What needs to be done:
Recast each line of all the items below as a Markdown table with the columns Row and Line, numbering the rows and skipping blank lines. Leave the pictures out of the table.

::: Source data

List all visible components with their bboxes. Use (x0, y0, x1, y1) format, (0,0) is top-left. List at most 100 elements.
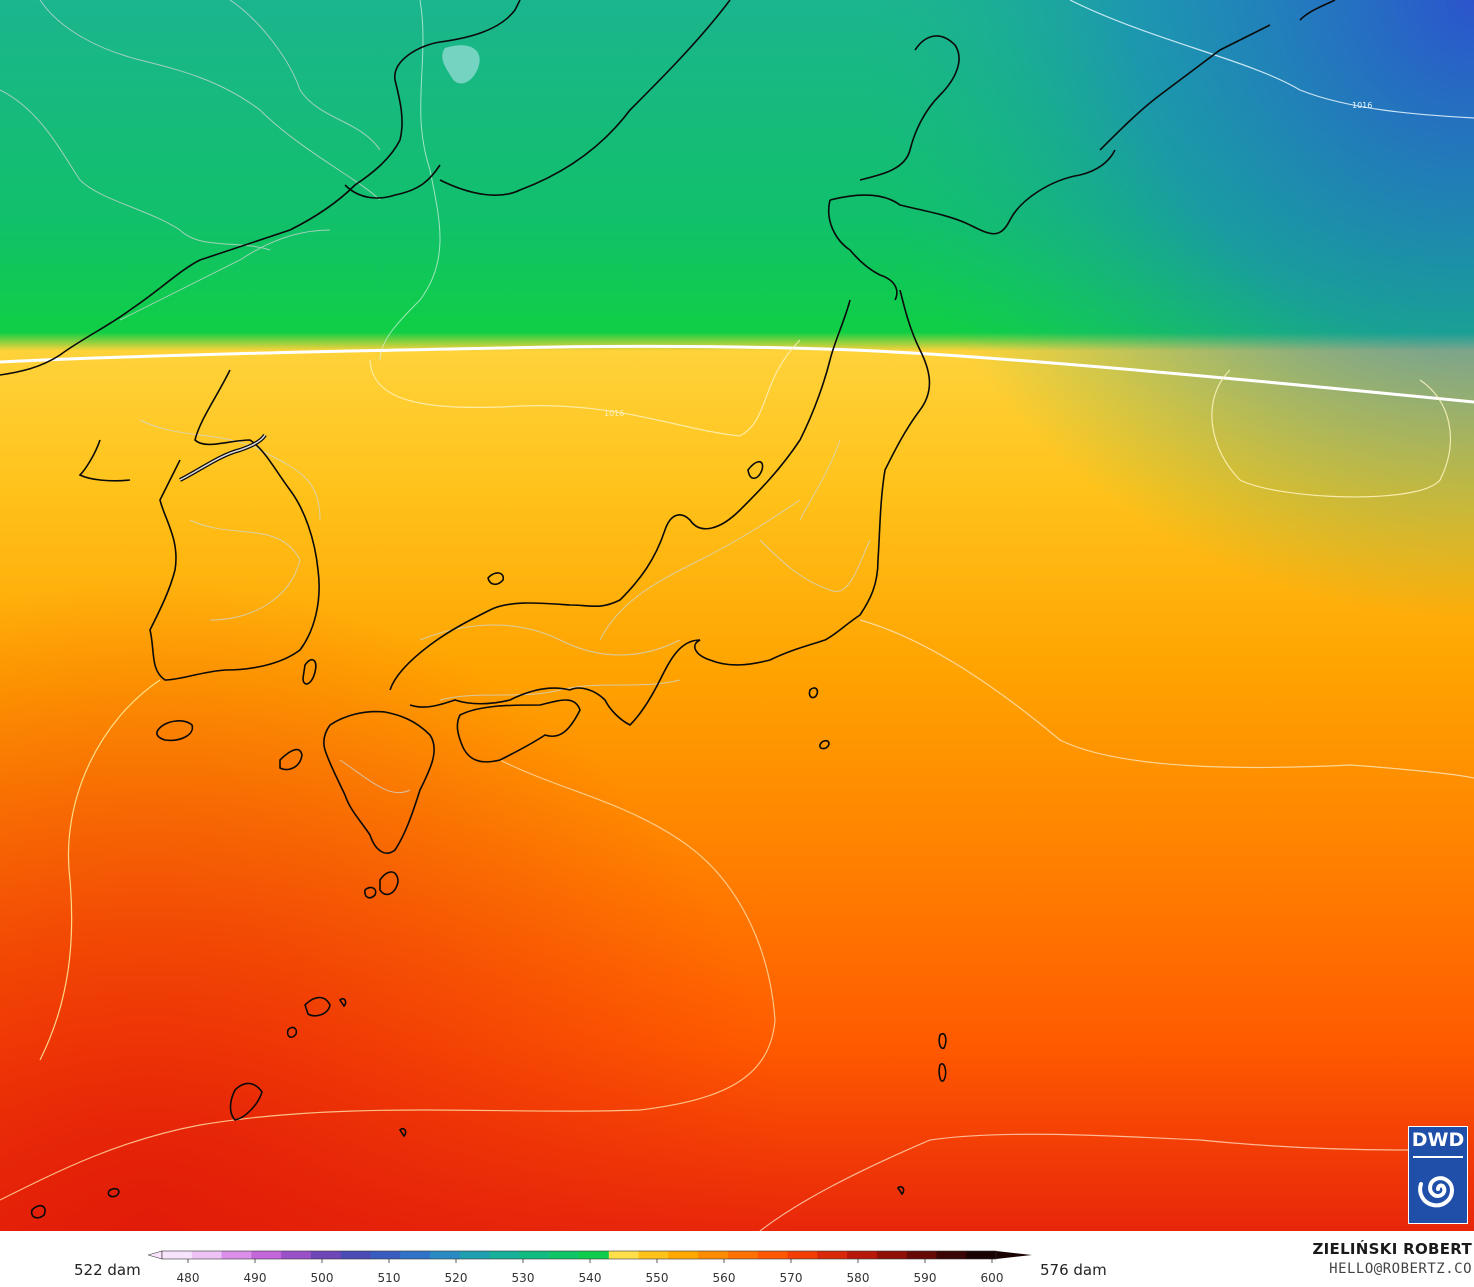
colorbar-segment (519, 1251, 550, 1259)
colorbar-segment (668, 1251, 699, 1259)
isobar-label: 1016 (1352, 101, 1372, 110)
coastline-island (487, 572, 505, 586)
coastline-island (107, 1187, 120, 1198)
legend-max-label: 576 dam (1040, 1261, 1107, 1279)
colorbar-segment (817, 1251, 848, 1259)
coastline-island (286, 1026, 298, 1039)
coastline-island (819, 739, 830, 750)
coastline-mainland (0, 0, 521, 376)
coastline-island (747, 460, 764, 480)
colorbar-segment (787, 1251, 818, 1259)
coastline-kyushu (323, 710, 435, 854)
colorbar-segment (847, 1251, 878, 1259)
colorbar-segment (281, 1251, 312, 1259)
isobar-line (759, 1133, 1409, 1231)
colorbar-segment (340, 1251, 371, 1259)
coastline-island (229, 1082, 263, 1121)
colorbar-segment (906, 1251, 937, 1259)
colorbar-outline (161, 1250, 997, 1260)
coastline-korea (149, 369, 320, 681)
isobar-line (859, 619, 1474, 779)
colorbar-tick-label: 500 (311, 1271, 334, 1285)
isobar-line (1069, 0, 1474, 119)
isobar-line (1211, 369, 1451, 498)
isobar-line (369, 339, 801, 437)
swirl-icon (1418, 1176, 1455, 1208)
isobar-label: 1016 (604, 409, 624, 418)
colorbar-tick-label: 550 (646, 1271, 669, 1285)
isobar-line (379, 0, 441, 361)
colorbar-tick-label: 540 (579, 1271, 602, 1285)
coastline-kurils (1099, 24, 1271, 151)
colorbar-segment (757, 1251, 788, 1259)
colorbar-segment (608, 1251, 640, 1259)
isobar-line (39, 679, 161, 1061)
lake-shape (442, 45, 480, 84)
legend-footer: 522 dam 480 490 500 510 520 530 540 550 560 570 58… (0, 1231, 1474, 1287)
coastline-island (30, 1204, 46, 1219)
coastline-island (896, 1185, 905, 1196)
colorbar-tick-label: 530 (512, 1271, 535, 1285)
coastline-honshu (389, 299, 851, 691)
colorbar-segment (162, 1251, 193, 1259)
colorbar-segment (936, 1251, 967, 1259)
coastline-island (938, 1032, 947, 1050)
coastline-island (302, 658, 317, 685)
river-estuary-line (179, 434, 266, 481)
isobar-line (0, 759, 776, 1201)
colorbar-tick-label: 580 (847, 1271, 870, 1285)
colorbar-tick-label: 510 (378, 1271, 401, 1285)
dwd-logo-text: DWD (1411, 1129, 1465, 1151)
coastline-hokkaido (828, 199, 898, 301)
colorbar-segment (638, 1251, 669, 1259)
forecast-map: 1016 1016 (0, 0, 1474, 1231)
coastline-honshu (769, 289, 931, 661)
coastline-hokkaido (829, 149, 1116, 235)
colorbar-min-arrow (148, 1250, 163, 1260)
colorbar-tick-label: 490 (244, 1271, 267, 1285)
coastline-sakhalin (859, 35, 960, 181)
coastline-korea (78, 439, 131, 482)
author-email: HELLO@ROBERTZ.CO (1329, 1261, 1472, 1277)
coastline-island (938, 1063, 947, 1082)
coastline-mainland (439, 0, 731, 196)
colorbar-tick-label: 600 (981, 1271, 1004, 1285)
coastline-island (1299, 0, 1336, 21)
coastline-shikoku (456, 699, 581, 763)
colorbar-segment (489, 1251, 520, 1259)
coastline-honshu (409, 687, 571, 708)
author-credit: ZIELIŃSKI ROBERT (1312, 1240, 1472, 1258)
colorbar-segment (876, 1251, 908, 1259)
coastline-island (338, 997, 347, 1008)
coastline-island (304, 996, 331, 1017)
colorbar-segment (221, 1251, 252, 1259)
coastline-island (364, 886, 377, 899)
colorbar-segment (400, 1251, 431, 1259)
coastline-island (279, 748, 303, 771)
colorbar-segment (370, 1251, 401, 1259)
colorbar-segment (698, 1251, 729, 1259)
dwd-logo-divider (1413, 1156, 1463, 1158)
colorbar-tick-label: 570 (780, 1271, 803, 1285)
colorbar-segment (459, 1251, 491, 1259)
high-height-region (0, 0, 1474, 1231)
coastline-mainland (344, 164, 441, 199)
colorbar-segment (549, 1251, 580, 1259)
colorbar-tick-label: 480 (177, 1271, 200, 1285)
colorbar-segment (966, 1251, 997, 1259)
colorbar-tick-label: 590 (914, 1271, 937, 1285)
map-svg: 1016 1016 (0, 0, 1474, 1231)
colorbar-tick-label: 520 (445, 1271, 468, 1285)
colorbar-max-arrow (996, 1251, 1032, 1259)
colorbar-segment (579, 1251, 610, 1259)
coastline-honshu (569, 639, 771, 726)
colorbar-segment (727, 1251, 759, 1259)
front-boundary-line (0, 344, 1474, 404)
colorbar-tick-label: 560 (713, 1271, 736, 1285)
coastline-island (156, 720, 194, 742)
legend-min-label: 522 dam (74, 1261, 141, 1279)
colorbar: 480 490 500 510 520 530 540 550 560 570 580 590 600 (148, 1250, 1032, 1285)
coastline-island (398, 1127, 407, 1138)
colorbar-segment (310, 1251, 342, 1259)
colorbar-segment (430, 1251, 461, 1259)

::::::

Result:
| Row | Line |
|---|---|
| 1 | List all visible components with their bboxes. Use (x0, y0, x1, y1) format, (0,0) is top-left. List at most 100 elements. |
| 2 | colorbar-segment (519, 1251, 550, 1259) |
| 3 | colorbar-segment (668, 1251, 699, 1259) |
| 4 | isobar-label: 1016 (1352, 101, 1372, 110) |
| 5 | coastline-island (487, 572, 505, 586) |
| 6 | coastline-island (107, 1187, 120, 1198) |
| 7 | legend-max-label: 576 dam (1040, 1261, 1107, 1279) |
| 8 | colorbar-segment (817, 1251, 848, 1259) |
| 9 | coastline-island (286, 1026, 298, 1039) |
| 10 | coastline-island (819, 739, 830, 750) |
| 11 | coastline-mainland (0, 0, 521, 376) |
| 12 | coastline-island (747, 460, 764, 480) |
| 13 | colorbar-segment (787, 1251, 818, 1259) |
| 14 | coastline-kyushu (323, 710, 435, 854) |
| 15 | colorbar-segment (847, 1251, 878, 1259) |
| 16 | colorbar-segment (281, 1251, 312, 1259) |
| 17 | isobar-line (759, 1133, 1409, 1231) |
| 18 | colorbar-segment (340, 1251, 371, 1259) |
| 19 | coastline-island (229, 1082, 263, 1121) |
| 20 | colorbar-segment (906, 1251, 937, 1259) |
| 21 | colorbar-outline (161, 1250, 997, 1260) |
| 22 | coastline-korea (149, 369, 320, 681) |
| 23 | isobar-line (859, 619, 1474, 779) |
| 24 | colorbar-tick-label: 500 (311, 1271, 334, 1285) |
| 25 | isobar-line (1069, 0, 1474, 119) |
| 26 | isobar-line (1211, 369, 1451, 498) |
| 27 | isobar-line (369, 339, 801, 437) |
| 28 | swirl-icon (1418, 1176, 1455, 1208) |
| 29 | isobar-label: 1016 (604, 409, 624, 418) |
| 30 | colorbar-tick-label: 550 (646, 1271, 669, 1285) |
| 31 | isobar-line (379, 0, 441, 361) |
| 32 | colorbar-tick-label: 540 (579, 1271, 602, 1285) |
| 33 | coastline-kurils (1099, 24, 1271, 151) |
| 34 | colorbar-segment (757, 1251, 788, 1259) |
| 35 | colorbar-segment (608, 1251, 640, 1259) |
| 36 | isobar-line (39, 679, 161, 1061) |
| 37 | lake-shape (442, 45, 480, 84) |
| 38 | legend-footer: 522 dam 480 490 500 510 520 530 540 550 560 570 58… (0, 1231, 1474, 1287) |
| 39 | coastline-island (30, 1204, 46, 1219) |
| 40 | coastline-island (896, 1185, 905, 1196) |
| 41 | colorbar-tick-label: 530 (512, 1271, 535, 1285) |
| 42 | coastline-honshu (389, 299, 851, 691) |
| 43 | colorbar-segment (162, 1251, 193, 1259) |
| 44 | colorbar-segment (936, 1251, 967, 1259) |
| 45 | coastline-island (938, 1032, 947, 1050) |
| 46 | coastline-island (302, 658, 317, 685) |
| 47 | river-estuary-line (179, 434, 266, 481) |
| 48 | isobar-line (0, 759, 776, 1201) |
| 49 | colorbar-tick-label: 580 (847, 1271, 870, 1285) |
| 50 | colorbar-tick-label: 510 (378, 1271, 401, 1285) |
| 51 | dwd-logo-text: DWD (1411, 1129, 1465, 1151) |
| 52 | coastline-hokkaido (828, 199, 898, 301) |
| 53 | colorbar-segment (638, 1251, 669, 1259) |
| 54 | forecast-map: 1016 1016 (0, 0, 1474, 1231) |
| 55 | coastline-honshu (769, 289, 931, 661) |
| 56 | coastline-hokkaido (829, 149, 1116, 235) |
| 57 | colorbar-min-arrow (148, 1250, 163, 1260) |
| 58 | colorbar-tick-label: 490 (244, 1271, 267, 1285) |
| 59 | coastline-sakhalin (859, 35, 960, 181) |
| 60 | coastline-korea (78, 439, 131, 482) |
| 61 | author-email: HELLO@ROBERTZ.CO (1329, 1261, 1472, 1277) |
| 62 | coastline-island (938, 1063, 947, 1082) |
| 63 | coastline-mainland (439, 0, 731, 196) |
| 64 | colorbar-tick-label: 600 (981, 1271, 1004, 1285) |
| 65 | coastline-island (1299, 0, 1336, 21) |
| 66 | coastline-shikoku (456, 699, 581, 763) |
| 67 | colorbar-segment (489, 1251, 520, 1259) |
| 68 | coastline-honshu (409, 687, 571, 708) |
| 69 | author-credit: ZIELIŃSKI ROBERT (1312, 1240, 1472, 1258) |
| 70 | colorbar-segment (876, 1251, 908, 1259) |
| 71 | coastline-island (338, 997, 347, 1008) |
| 72 | coastline-island (304, 996, 331, 1017) |
| 73 | colorbar-segment (221, 1251, 252, 1259) |
| 74 | coastline-island (364, 886, 377, 899) |
| 75 | colorbar-segment (400, 1251, 431, 1259) |
| 76 | coastline-island (279, 748, 303, 771) |
| 77 | colorbar-segment (370, 1251, 401, 1259) |
| 78 | colorbar-segment (698, 1251, 729, 1259) |
| 79 | dwd-logo-divider (1413, 1156, 1463, 1158) |
| 80 | colorbar-tick-label: 570 (780, 1271, 803, 1285) |
| 81 | colorbar-segment (459, 1251, 491, 1259) |
| 82 | high-height-region (0, 0, 1474, 1231) |
| 83 | coastline-mainland (344, 164, 441, 199) |
| 84 | colorbar-segment (549, 1251, 580, 1259) |
| 85 | colorbar-tick-label: 480 (177, 1271, 200, 1285) |
| 86 | colorbar-segment (966, 1251, 997, 1259) |
| 87 | colorbar-tick-label: 590 (914, 1271, 937, 1285) |
| 88 | map-svg: 1016 1016 (0, 0, 1474, 1231) |
| 89 | colorbar-tick-label: 520 (445, 1271, 468, 1285) |
| 90 | colorbar-max-arrow (996, 1251, 1032, 1259) |
| 91 | colorbar-segment (579, 1251, 610, 1259) |
| 92 | coastline-honshu (569, 639, 771, 726) |
| 93 | colorbar-segment (727, 1251, 759, 1259) |
| 94 | front-boundary-line (0, 344, 1474, 404) |
| 95 | colorbar-tick-label: 560 (713, 1271, 736, 1285) |
| 96 | coastline-island (156, 720, 194, 742) |
| 97 | legend-min-label: 522 dam (74, 1261, 141, 1279) |
| 98 | colorbar: 480 490 500 510 520 530 540 550 560 570 580 590 600 (148, 1250, 1032, 1285) |
| 99 | coastline-island (398, 1127, 407, 1138) |
| 100 | colorbar-segment (310, 1251, 342, 1259) |
| 101 | colorbar-segment (430, 1251, 461, 1259) |